Extracted data entries |
○ ○ ○ ○

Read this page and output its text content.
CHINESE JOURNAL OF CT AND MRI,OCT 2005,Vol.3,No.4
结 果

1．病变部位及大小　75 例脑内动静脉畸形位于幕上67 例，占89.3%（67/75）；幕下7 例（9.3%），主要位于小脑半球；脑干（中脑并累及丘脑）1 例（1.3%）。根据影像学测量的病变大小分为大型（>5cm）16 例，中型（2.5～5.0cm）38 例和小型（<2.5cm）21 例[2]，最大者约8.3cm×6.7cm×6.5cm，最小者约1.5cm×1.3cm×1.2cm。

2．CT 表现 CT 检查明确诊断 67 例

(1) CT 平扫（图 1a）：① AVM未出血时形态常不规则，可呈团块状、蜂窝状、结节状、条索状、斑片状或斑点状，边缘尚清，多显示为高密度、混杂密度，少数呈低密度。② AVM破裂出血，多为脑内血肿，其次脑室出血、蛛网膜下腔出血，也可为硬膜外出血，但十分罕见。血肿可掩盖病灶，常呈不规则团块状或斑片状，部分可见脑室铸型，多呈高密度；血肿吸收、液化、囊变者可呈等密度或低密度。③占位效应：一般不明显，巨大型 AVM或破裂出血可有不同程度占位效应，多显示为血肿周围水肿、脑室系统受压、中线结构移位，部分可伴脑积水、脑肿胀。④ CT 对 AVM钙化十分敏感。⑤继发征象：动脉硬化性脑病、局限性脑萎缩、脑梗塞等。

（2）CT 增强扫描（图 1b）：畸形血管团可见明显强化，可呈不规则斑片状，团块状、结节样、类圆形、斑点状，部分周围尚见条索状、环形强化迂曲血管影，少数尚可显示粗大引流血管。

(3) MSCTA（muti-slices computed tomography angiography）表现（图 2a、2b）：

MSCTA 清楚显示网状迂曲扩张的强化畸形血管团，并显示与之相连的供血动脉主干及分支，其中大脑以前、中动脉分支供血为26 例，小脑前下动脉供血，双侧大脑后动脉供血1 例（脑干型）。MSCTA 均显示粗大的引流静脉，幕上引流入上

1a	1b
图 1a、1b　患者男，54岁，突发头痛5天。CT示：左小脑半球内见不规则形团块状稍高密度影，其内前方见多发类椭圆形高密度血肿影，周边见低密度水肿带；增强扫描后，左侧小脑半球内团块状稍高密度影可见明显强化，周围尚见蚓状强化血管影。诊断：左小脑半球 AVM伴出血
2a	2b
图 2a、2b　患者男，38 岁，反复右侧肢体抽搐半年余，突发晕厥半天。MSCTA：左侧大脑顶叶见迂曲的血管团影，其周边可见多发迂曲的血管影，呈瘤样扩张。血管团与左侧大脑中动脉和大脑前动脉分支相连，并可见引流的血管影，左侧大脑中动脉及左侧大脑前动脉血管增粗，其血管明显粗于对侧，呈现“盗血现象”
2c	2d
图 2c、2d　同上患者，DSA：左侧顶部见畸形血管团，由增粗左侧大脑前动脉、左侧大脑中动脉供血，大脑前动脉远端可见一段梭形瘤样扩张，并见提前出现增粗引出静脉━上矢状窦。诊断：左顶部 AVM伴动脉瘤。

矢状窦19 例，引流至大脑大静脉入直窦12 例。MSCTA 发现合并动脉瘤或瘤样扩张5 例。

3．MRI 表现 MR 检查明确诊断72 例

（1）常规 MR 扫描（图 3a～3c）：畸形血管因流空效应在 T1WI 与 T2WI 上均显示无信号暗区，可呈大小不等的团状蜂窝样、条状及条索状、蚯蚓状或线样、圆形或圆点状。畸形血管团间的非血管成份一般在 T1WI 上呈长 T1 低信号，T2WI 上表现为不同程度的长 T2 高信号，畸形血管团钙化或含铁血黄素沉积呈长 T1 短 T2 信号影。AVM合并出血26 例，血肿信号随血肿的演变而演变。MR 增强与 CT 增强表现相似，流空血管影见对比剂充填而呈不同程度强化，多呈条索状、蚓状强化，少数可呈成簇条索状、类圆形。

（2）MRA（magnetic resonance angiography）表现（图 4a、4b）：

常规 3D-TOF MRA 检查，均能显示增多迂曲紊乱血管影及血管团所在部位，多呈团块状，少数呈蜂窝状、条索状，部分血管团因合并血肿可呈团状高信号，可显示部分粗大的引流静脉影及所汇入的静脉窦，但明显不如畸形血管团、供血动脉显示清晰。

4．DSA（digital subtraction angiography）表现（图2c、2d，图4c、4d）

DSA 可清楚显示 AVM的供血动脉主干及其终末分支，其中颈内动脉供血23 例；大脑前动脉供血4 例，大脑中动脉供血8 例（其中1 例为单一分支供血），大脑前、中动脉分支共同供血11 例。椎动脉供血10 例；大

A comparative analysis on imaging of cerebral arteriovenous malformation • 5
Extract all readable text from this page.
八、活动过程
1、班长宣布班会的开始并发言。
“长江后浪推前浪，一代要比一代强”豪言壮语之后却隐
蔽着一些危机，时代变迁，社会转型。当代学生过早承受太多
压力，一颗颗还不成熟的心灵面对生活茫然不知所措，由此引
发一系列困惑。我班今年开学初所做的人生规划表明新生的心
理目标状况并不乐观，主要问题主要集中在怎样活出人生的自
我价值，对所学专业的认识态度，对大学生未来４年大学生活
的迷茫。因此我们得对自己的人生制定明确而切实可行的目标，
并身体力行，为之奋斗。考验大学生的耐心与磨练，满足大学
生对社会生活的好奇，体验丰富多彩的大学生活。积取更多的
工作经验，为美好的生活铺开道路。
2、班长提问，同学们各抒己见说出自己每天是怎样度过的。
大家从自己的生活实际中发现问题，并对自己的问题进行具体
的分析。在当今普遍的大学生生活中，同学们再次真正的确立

○ ○ ○ ○

Exercise instructions | All of the entries need to be reproduced exactly; please write them out.

Reply |
Read this page and output its text content.
CHINESE JOURNAL OF CT AND MRI,OCT 2005,Vol.3,No.4
结 果

1．病变部位及大小　75 例脑内动静脉畸形位于幕上67 例，占89.3%（67/75）；幕下7 例（9.3%），主要位于小脑半球；脑干（中脑并累及丘脑）1 例（1.3%）。根据影像学测量的病变大小分为大型（>5cm）16 例，中型（2.5～5.0cm）38 例和小型（<2.5cm）21 例[2]，最大者约8.3cm×6.7cm×6.5cm，最小者约1.5cm×1.3cm×1.2cm。

2．CT 表现 CT 检查明确诊断 67 例

(1) CT 平扫（图 1a）：① AVM未出血时形态常不规则，可呈团块状、蜂窝状、结节状、条索状、斑片状或斑点状，边缘尚清，多显示为高密度、混杂密度，少数呈低密度。② AVM破裂出血，多为脑内血肿，其次脑室出血、蛛网膜下腔出血，也可为硬膜外出血，但十分罕见。血肿可掩盖病灶，常呈不规则团块状或斑片状，部分可见脑室铸型，多呈高密度；血肿吸收、液化、囊变者可呈等密度或低密度。③占位效应：一般不明显，巨大型 AVM或破裂出血可有不同程度占位效应，多显示为血肿周围水肿、脑室系统受压、中线结构移位，部分可伴脑积水、脑肿胀。④ CT 对 AVM钙化十分敏感。⑤继发征象：动脉硬化性脑病、局限性脑萎缩、脑梗塞等。

（2）CT 增强扫描（图 1b）：畸形血管团可见明显强化，可呈不规则斑片状，团块状、结节样、类圆形、斑点状，部分周围尚见条索状、环形强化迂曲血管影，少数尚可显示粗大引流血管。

(3) MSCTA（muti-slices computed tomography angiography）表现（图 2a、2b）：

MSCTA 清楚显示网状迂曲扩张的强化畸形血管团，并显示与之相连的供血动脉主干及分支，其中大脑以前、中动脉分支供血为26 例，小脑前下动脉供血，双侧大脑后动脉供血1 例（脑干型）。MSCTA 均显示粗大的引流静脉，幕上引流入上

1a	1b
图 1a、1b　患者男，54岁，突发头痛5天。CT示：左小脑半球内见不规则形团块状稍高密度影，其内前方见多发类椭圆形高密度血肿影，周边见低密度水肿带；增强扫描后，左侧小脑半球内团块状稍高密度影可见明显强化，周围尚见蚓状强化血管影。诊断：左小脑半球 AVM伴出血
2a	2b
图 2a、2b　患者男，38 岁，反复右侧肢体抽搐半年余，突发晕厥半天。MSCTA：左侧大脑顶叶见迂曲的血管团影，其周边可见多发迂曲的血管影，呈瘤样扩张。血管团与左侧大脑中动脉和大脑前动脉分支相连，并可见引流的血管影，左侧大脑中动脉及左侧大脑前动脉血管增粗，其血管明显粗于对侧，呈现“盗血现象”
2c	2d
图 2c、2d　同上患者，DSA：左侧顶部见畸形血管团，由增粗左侧大脑前动脉、左侧大脑中动脉供血，大脑前动脉远端可见一段梭形瘤样扩张，并见提前出现增粗引出静脉━上矢状窦。诊断：左顶部 AVM伴动脉瘤。

矢状窦19 例，引流至大脑大静脉入直窦12 例。MSCTA 发现合并动脉瘤或瘤样扩张5 例。

3．MRI 表现 MR 检查明确诊断72 例

（1）常规 MR 扫描（图 3a～3c）：畸形血管因流空效应在 T1WI 与 T2WI 上均显示无信号暗区，可呈大小不等的团状蜂窝样、条状及条索状、蚯蚓状或线样、圆形或圆点状。畸形血管团间的非血管成份一般在 T1WI 上呈长 T1 低信号，T2WI 上表现为不同程度的长 T2 高信号，畸形血管团钙化或含铁血黄素沉积呈长 T1 短 T2 信号影。AVM合并出血26 例，血肿信号随血肿的演变而演变。MR 增强与 CT 增强表现相似，流空血管影见对比剂充填而呈不同程度强化，多呈条索状、蚓状强化，少数可呈成簇条索状、类圆形。

（2）MRA（magnetic resonance angiography）表现（图 4a、4b）：

常规 3D-TOF MRA 检查，均能显示增多迂曲紊乱血管影及血管团所在部位，多呈团块状，少数呈蜂窝状、条索状，部分血管团因合并血肿可呈团状高信号，可显示部分粗大的引流静脉影及所汇入的静脉窦，但明显不如畸形血管团、供血动脉显示清晰。

4．DSA（digital subtraction angiography）表现（图2c、2d，图4c、4d）

DSA 可清楚显示 AVM的供血动脉主干及其终末分支，其中颈内动脉供血23 例；大脑前动脉供血4 例，大脑中动脉供血8 例（其中1 例为单一分支供血），大脑前、中动脉分支共同供血11 例。椎动脉供血10 例；大

A comparative analysis on imaging of cerebral arteriovenous malformation • 5
Extract all readable text from this page.
八、活动过程
1、班长宣布班会的开始并发言。
“长江后浪推前浪，一代要比一代强”豪言壮语之后却隐
蔽着一些危机，时代变迁，社会转型。当代学生过早承受太多
压力，一颗颗还不成熟的心灵面对生活茫然不知所措，由此引
发一系列困惑。我班今年开学初所做的人生规划表明新生的心
理目标状况并不乐观，主要问题主要集中在怎样活出人生的自
我价值，对所学专业的认识态度，对大学生未来４年大学生活
的迷茫。因此我们得对自己的人生制定明确而切实可行的目标，
并身体力行，为之奋斗。考验大学生的耐心与磨练，满足大学
生对社会生活的好奇，体验丰富多彩的大学生活。积取更多的
工作经验，为美好的生活铺开道路。
2、班长提问，同学们各抒己见说出自己每天是怎样度过的。
大家从自己的生活实际中发现问题，并对自己的问题进行具体
的分析。在当今普遍的大学生生活中，同学们再次真正的确立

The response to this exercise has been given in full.